→ SHORT PROBLEM:
State only the count of lines in the listing below that hold "propor".

((

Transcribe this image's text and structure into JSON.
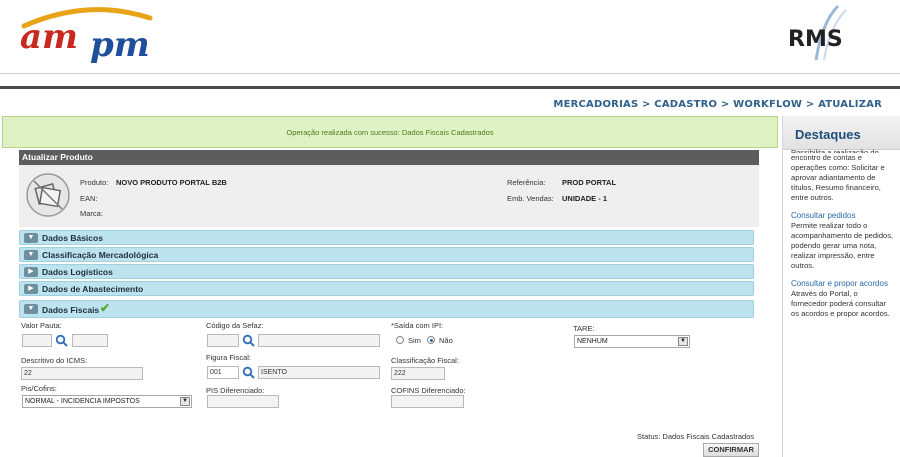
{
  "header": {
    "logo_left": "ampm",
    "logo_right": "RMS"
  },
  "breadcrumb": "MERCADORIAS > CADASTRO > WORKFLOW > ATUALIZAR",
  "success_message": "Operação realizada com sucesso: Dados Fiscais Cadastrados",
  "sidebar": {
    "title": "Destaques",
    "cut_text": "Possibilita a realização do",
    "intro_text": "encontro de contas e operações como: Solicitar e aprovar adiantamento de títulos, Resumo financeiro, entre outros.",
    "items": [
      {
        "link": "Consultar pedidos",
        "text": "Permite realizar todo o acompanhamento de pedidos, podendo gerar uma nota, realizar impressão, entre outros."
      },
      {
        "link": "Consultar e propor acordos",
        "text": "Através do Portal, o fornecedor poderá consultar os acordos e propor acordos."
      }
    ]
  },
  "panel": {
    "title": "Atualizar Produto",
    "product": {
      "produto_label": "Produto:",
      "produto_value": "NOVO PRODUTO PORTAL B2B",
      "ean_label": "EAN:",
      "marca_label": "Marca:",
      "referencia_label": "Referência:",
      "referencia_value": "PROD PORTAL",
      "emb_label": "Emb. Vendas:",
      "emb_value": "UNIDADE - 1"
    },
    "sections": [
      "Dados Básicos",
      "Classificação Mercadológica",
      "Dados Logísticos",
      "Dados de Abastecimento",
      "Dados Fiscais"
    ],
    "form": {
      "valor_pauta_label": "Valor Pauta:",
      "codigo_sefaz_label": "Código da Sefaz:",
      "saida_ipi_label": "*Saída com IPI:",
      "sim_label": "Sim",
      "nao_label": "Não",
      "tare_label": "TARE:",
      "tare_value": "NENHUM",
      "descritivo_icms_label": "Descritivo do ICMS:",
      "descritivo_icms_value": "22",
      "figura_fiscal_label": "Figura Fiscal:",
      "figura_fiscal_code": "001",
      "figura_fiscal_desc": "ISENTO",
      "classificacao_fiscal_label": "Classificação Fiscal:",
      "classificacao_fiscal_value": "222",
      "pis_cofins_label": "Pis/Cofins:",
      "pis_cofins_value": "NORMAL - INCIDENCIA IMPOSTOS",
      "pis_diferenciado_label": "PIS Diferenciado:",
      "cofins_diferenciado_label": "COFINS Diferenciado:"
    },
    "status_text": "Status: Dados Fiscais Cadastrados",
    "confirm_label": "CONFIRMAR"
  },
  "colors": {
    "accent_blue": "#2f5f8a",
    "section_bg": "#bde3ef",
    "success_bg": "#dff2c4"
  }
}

))
((

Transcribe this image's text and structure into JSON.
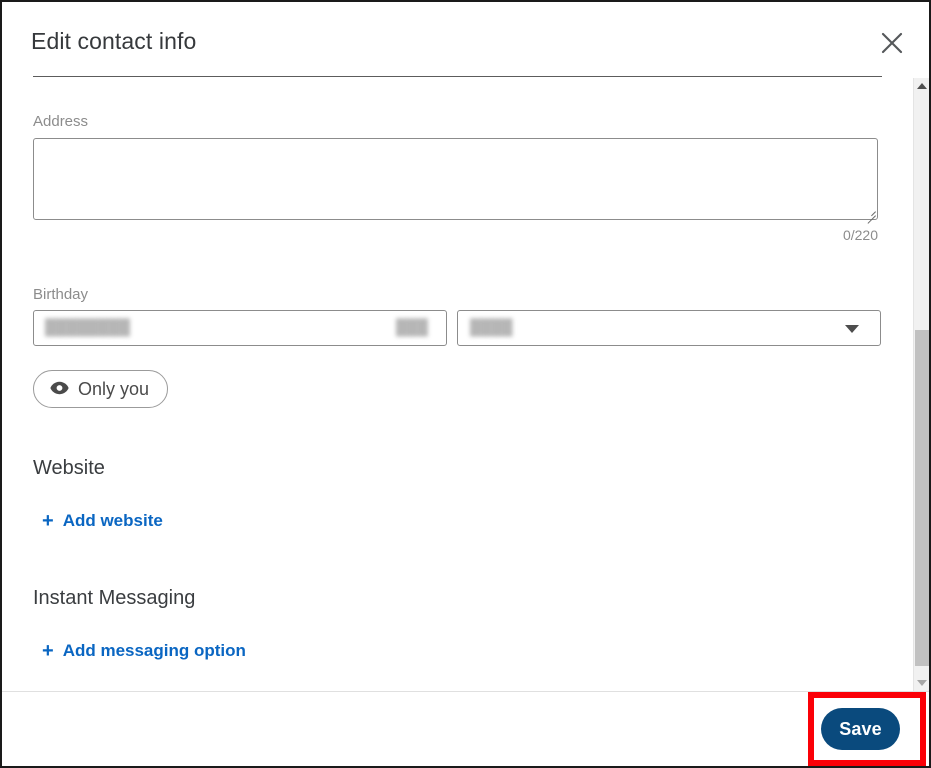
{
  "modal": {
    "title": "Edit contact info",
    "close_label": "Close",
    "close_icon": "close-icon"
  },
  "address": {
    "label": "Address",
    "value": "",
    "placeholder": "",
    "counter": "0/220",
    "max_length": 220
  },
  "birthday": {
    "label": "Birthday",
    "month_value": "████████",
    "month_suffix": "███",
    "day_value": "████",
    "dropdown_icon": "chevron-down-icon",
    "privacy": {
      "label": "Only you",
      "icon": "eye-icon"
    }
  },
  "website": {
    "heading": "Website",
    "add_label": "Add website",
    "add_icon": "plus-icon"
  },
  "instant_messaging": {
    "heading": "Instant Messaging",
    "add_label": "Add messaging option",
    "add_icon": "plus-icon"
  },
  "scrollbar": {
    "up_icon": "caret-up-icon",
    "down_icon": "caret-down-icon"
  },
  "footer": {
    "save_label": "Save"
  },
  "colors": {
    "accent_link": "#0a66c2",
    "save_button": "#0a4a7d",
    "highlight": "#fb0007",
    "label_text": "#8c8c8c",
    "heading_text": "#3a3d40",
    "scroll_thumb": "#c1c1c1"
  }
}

))

→ ANSWER FOR THIS EXERCISE:
2